>> BEGIN Input

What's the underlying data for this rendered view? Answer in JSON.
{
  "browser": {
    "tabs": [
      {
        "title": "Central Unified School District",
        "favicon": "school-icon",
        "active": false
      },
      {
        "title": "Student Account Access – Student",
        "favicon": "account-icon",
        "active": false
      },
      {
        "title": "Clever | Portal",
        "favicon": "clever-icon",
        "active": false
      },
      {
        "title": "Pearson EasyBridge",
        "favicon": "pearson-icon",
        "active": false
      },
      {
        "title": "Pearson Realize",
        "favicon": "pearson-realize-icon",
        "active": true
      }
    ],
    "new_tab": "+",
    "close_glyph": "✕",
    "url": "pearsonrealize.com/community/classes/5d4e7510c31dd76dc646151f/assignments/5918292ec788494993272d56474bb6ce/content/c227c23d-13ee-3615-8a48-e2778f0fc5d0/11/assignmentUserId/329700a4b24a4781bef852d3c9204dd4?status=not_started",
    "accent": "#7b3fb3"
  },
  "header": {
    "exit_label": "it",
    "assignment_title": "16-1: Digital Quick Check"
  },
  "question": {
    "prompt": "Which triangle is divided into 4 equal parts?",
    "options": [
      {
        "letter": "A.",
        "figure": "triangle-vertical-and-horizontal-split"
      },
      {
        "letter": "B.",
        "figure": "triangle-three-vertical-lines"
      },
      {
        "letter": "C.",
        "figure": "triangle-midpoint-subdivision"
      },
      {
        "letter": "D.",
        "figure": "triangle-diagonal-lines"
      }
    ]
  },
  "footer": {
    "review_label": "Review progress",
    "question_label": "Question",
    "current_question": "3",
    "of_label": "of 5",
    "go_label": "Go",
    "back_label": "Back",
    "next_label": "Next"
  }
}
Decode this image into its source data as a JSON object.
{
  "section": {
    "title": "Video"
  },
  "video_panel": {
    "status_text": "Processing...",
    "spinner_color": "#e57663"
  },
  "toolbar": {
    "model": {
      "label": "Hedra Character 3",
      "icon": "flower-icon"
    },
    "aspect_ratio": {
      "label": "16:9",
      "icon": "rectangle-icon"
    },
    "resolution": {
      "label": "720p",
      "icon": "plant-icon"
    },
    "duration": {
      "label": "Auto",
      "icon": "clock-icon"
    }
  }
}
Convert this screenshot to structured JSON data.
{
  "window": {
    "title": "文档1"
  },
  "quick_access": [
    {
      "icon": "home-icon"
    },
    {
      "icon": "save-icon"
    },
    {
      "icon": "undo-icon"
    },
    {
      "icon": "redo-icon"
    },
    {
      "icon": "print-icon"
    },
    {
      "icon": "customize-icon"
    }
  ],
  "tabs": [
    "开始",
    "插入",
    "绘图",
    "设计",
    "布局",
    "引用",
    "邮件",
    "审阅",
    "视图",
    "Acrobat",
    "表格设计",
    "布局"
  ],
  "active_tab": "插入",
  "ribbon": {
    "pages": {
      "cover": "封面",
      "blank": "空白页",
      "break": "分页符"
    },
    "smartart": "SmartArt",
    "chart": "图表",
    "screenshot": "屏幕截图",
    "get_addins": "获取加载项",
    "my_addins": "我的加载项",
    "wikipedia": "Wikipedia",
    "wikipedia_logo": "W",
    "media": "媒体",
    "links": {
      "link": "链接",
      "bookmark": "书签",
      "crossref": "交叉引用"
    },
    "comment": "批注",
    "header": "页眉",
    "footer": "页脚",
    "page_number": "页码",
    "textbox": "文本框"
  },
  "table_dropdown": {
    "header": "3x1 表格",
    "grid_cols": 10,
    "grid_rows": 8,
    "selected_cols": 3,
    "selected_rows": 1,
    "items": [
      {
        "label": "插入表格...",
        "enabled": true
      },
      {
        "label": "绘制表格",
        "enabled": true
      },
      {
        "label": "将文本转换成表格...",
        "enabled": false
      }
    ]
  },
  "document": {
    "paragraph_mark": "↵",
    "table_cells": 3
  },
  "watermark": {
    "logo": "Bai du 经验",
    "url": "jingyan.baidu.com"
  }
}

>> END Input

- [Task]: Check each line of the records for the word "data" and extract those that contain it.

- [Response]:
What's the underlying data for this rendered view? Answer in JSON.
Decode this image into its source data as a JSON object.
Convert this screenshot to structured JSON data.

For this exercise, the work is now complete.